* _EXERCISE DIRECTIONS_
Return every entry exactly.

* _EXTRACTED ENTRIES_
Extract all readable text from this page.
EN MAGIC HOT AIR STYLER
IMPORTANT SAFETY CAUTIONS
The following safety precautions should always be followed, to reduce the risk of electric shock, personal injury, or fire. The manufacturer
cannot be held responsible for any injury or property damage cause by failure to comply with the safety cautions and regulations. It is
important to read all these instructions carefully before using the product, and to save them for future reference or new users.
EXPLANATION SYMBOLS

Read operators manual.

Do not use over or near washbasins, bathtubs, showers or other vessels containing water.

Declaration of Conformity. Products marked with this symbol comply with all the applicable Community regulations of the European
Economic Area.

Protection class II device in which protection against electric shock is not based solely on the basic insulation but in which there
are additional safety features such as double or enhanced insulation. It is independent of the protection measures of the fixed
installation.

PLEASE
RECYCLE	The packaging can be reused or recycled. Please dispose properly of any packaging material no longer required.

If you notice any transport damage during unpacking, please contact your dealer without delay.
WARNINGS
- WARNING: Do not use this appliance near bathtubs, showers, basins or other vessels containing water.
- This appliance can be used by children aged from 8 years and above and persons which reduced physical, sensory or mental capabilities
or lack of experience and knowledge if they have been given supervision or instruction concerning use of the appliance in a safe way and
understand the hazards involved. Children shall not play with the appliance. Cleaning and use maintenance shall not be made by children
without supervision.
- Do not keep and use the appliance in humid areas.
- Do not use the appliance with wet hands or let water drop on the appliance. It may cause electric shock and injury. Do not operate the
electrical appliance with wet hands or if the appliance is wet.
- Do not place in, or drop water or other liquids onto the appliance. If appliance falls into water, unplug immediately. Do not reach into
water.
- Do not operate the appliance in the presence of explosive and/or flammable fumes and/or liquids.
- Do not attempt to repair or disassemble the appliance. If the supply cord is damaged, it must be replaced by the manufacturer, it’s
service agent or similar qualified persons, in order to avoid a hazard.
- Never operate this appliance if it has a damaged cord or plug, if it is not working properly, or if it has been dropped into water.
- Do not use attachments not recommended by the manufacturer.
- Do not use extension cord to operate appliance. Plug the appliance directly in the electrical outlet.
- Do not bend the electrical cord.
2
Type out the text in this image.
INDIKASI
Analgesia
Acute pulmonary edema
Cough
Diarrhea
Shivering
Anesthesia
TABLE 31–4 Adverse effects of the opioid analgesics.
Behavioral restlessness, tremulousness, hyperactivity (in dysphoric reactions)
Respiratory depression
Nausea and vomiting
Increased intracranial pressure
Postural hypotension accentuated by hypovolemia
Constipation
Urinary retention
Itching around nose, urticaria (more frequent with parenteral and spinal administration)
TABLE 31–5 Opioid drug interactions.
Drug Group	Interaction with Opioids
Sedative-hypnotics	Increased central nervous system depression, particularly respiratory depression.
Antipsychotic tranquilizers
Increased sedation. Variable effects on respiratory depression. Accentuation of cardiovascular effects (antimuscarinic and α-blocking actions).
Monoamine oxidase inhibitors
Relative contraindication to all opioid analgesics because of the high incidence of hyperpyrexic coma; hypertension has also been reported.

* _ANSWER TO THIS PROBLEM_
Extract all readable text from this page.
EN MAGIC HOT AIR STYLER
IMPORTANT SAFETY CAUTIONS
The following safety precautions should always be followed, to reduce the risk of electric shock, personal injury, or fire. The manufacturer
cannot be held responsible for any injury or property damage cause by failure to comply with the safety cautions and regulations. It is
important to read all these instructions carefully before using the product, and to save them for future reference or new users.
EXPLANATION SYMBOLS

Read operators manual.

Do not use over or near washbasins, bathtubs, showers or other vessels containing water.

Declaration of Conformity. Products marked with this symbol comply with all the applicable Community regulations of the European
Economic Area.

Protection class II device in which protection against electric shock is not based solely on the basic insulation but in which there
are additional safety features such as double or enhanced insulation. It is independent of the protection measures of the fixed
installation.

PLEASE
RECYCLE	The packaging can be reused or recycled. Please dispose properly of any packaging material no longer required.

If you notice any transport damage during unpacking, please contact your dealer without delay.
WARNINGS
- WARNING: Do not use this appliance near bathtubs, showers, basins or other vessels containing water.
- This appliance can be used by children aged from 8 years and above and persons which reduced physical, sensory or mental capabilities
or lack of experience and knowledge if they have been given supervision or instruction concerning use of the appliance in a safe way and
understand the hazards involved. Children shall not play with the appliance. Cleaning and use maintenance shall not be made by children
without supervision.
- Do not keep and use the appliance in humid areas.
- Do not use the appliance with wet hands or let water drop on the appliance. It may cause electric shock and injury. Do not operate the
electrical appliance with wet hands or if the appliance is wet.
- Do not place in, or drop water or other liquids onto the appliance. If appliance falls into water, unplug immediately. Do not reach into
water.
- Do not operate the appliance in the presence of explosive and/or flammable fumes and/or liquids.
- Do not attempt to repair or disassemble the appliance. If the supply cord is damaged, it must be replaced by the manufacturer, it’s
service agent or similar qualified persons, in order to avoid a hazard.
- Never operate this appliance if it has a damaged cord or plug, if it is not working properly, or if it has been dropped into water.
- Do not use attachments not recommended by the manufacturer.
- Do not use extension cord to operate appliance. Plug the appliance directly in the electrical outlet.
- Do not bend the electrical cord.
2
Type out the text in this image.
INDIKASI
Analgesia
Acute pulmonary edema
Cough
Diarrhea
Shivering
Anesthesia
TABLE 31–4 Adverse effects of the opioid analgesics.
Behavioral restlessness, tremulousness, hyperactivity (in dysphoric reactions)
Respiratory depression
Nausea and vomiting
Increased intracranial pressure
Postural hypotension accentuated by hypovolemia
Constipation
Urinary retention
Itching around nose, urticaria (more frequent with parenteral and spinal administration)
TABLE 31–5 Opioid drug interactions.
Drug Group	Interaction with Opioids
Sedative-hypnotics	Increased central nervous system depression, particularly respiratory depression.
Antipsychotic tranquilizers
Increased sedation. Variable effects on respiratory depression. Accentuation of cardiovascular effects (antimuscarinic and α-blocking actions).
Monoamine oxidase inhibitors
Relative contraindication to all opioid analgesics because of the high incidence of hyperpyrexic coma; hypertension has also been reported.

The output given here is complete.